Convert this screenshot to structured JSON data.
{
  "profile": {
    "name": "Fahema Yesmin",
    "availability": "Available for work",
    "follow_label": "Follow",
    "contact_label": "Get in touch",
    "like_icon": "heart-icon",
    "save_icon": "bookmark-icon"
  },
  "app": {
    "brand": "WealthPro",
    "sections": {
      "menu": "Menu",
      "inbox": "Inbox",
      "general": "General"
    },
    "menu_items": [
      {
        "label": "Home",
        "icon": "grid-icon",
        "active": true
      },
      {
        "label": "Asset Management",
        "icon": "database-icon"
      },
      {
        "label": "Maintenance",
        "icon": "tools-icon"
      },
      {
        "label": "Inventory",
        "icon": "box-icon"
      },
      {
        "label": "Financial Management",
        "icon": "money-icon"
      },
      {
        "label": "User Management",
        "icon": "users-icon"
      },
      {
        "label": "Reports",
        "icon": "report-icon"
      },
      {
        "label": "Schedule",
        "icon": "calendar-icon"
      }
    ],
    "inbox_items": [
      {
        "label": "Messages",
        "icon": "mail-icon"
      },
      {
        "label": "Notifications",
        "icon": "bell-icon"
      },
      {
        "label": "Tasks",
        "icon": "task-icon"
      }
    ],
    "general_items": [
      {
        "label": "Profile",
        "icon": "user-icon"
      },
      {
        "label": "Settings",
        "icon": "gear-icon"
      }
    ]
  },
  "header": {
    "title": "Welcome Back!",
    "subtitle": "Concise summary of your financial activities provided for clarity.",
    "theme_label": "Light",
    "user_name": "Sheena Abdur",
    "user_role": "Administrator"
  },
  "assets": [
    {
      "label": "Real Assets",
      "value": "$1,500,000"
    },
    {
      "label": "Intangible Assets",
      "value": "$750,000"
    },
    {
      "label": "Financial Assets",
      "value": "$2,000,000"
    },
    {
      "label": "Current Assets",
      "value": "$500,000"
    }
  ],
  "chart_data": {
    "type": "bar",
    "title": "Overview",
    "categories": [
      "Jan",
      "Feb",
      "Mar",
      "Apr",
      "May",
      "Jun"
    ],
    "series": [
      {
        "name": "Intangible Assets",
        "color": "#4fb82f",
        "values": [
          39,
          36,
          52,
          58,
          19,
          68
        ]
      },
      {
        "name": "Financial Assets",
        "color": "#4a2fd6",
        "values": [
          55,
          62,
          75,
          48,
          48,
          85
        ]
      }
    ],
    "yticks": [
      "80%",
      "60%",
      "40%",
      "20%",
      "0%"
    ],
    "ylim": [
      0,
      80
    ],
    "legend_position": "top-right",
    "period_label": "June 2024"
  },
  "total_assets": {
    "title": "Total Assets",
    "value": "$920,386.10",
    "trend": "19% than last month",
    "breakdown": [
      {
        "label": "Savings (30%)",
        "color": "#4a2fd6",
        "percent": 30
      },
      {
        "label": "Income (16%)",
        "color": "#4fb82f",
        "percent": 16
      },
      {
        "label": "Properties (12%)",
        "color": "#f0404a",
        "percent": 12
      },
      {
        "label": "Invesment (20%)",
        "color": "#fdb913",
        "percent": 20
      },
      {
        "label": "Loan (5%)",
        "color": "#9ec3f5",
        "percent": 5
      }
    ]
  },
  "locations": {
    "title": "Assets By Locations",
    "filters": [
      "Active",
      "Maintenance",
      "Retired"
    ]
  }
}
☆ ☆ ☆ ☆ ☆ ☆ ☆
## WHAT IS EXPECTED
Retype the entries one by one, exactly.

## THE RESPONSE
Convert this screenshot to structured JSON data.
{
  "profile": {
    "name": "Fahema Yesmin",
    "availability": "Available for work",
    "follow_label": "Follow",
    "contact_label": "Get in touch",
    "like_icon": "heart-icon",
    "save_icon": "bookmark-icon"
  },
  "app": {
    "brand": "WealthPro",
    "sections": {
      "menu": "Menu",
      "inbox": "Inbox",
      "general": "General"
    },
    "menu_items": [
      {
        "label": "Home",
        "icon": "grid-icon",
        "active": true
      },
      {
        "label": "Asset Management",
        "icon": "database-icon"
      },
      {
        "label": "Maintenance",
        "icon": "tools-icon"
      },
      {
        "label": "Inventory",
        "icon": "box-icon"
      },
      {
        "label": "Financial Management",
        "icon": "money-icon"
      },
      {
        "label": "User Management",
        "icon": "users-icon"
      },
      {
        "label": "Reports",
        "icon": "report-icon"
      },
      {
        "label": "Schedule",
        "icon": "calendar-icon"
      }
    ],
    "inbox_items": [
      {
        "label": "Messages",
        "icon": "mail-icon"
      },
      {
        "label": "Notifications",
        "icon": "bell-icon"
      },
      {
        "label": "Tasks",
        "icon": "task-icon"
      }
    ],
    "general_items": [
      {
        "label": "Profile",
        "icon": "user-icon"
      },
      {
        "label": "Settings",
        "icon": "gear-icon"
      }
    ]
  },
  "header": {
    "title": "Welcome Back!",
    "subtitle": "Concise summary of your financial activities provided for clarity.",
    "theme_label": "Light",
    "user_name": "Sheena Abdur",
    "user_role": "Administrator"
  },
  "assets": [
    {
      "label": "Real Assets",
      "value": "$1,500,000"
    },
    {
      "label": "Intangible Assets",
      "value": "$750,000"
    },
    {
      "label": "Financial Assets",
      "value": "$2,000,000"
    },
    {
      "label": "Current Assets",
      "value": "$500,000"
    }
  ],
  "chart_data": {
    "type": "bar",
    "title": "Overview",
    "categories": [
      "Jan",
      "Feb",
      "Mar",
      "Apr",
      "May",
      "Jun"
    ],
    "series": [
      {
        "name": "Intangible Assets",
        "color": "#4fb82f",
        "values": [
          39,
          36,
          52,
          58,
          19,
          68
        ]
      },
      {
        "name": "Financial Assets",
        "color": "#4a2fd6",
        "values": [
          55,
          62,
          75,
          48,
          48,
          85
        ]
      }
    ],
    "yticks": [
      "80%",
      "60%",
      "40%",
      "20%",
      "0%"
    ],
    "ylim": [
      0,
      80
    ],
    "legend_position": "top-right",
    "period_label": "June 2024"
  },
  "total_assets": {
    "title": "Total Assets",
    "value": "$920,386.10",
    "trend": "19% than last month",
    "breakdown": [
      {
        "label": "Savings (30%)",
        "color": "#4a2fd6",
        "percent": 30
      },
      {
        "label": "Income (16%)",
        "color": "#4fb82f",
        "percent": 16
      },
      {
        "label": "Properties (12%)",
        "color": "#f0404a",
        "percent": 12
      },
      {
        "label": "Invesment (20%)",
        "color": "#fdb913",
        "percent": 20
      },
      {
        "label": "Loan (5%)",
        "color": "#9ec3f5",
        "percent": 5
      }
    ]
  },
  "locations": {
    "title": "Assets By Locations",
    "filters": [
      "Active",
      "Maintenance",
      "Retired"
    ]
  }
}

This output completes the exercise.